• [Direction] Check each line of the entries below for the string "Huntting" and state how many lines have it, with no other text.

• [Given information]
* start *

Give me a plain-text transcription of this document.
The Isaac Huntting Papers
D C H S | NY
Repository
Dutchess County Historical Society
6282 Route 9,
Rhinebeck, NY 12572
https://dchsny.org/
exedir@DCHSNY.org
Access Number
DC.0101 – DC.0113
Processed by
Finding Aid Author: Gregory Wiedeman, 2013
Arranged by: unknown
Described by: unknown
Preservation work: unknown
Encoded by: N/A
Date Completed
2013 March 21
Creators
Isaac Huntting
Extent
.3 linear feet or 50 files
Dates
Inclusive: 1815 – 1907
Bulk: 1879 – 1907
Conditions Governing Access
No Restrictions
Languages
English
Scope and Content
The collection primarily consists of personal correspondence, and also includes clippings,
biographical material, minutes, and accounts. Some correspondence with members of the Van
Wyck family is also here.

* end *

• [The reply] 2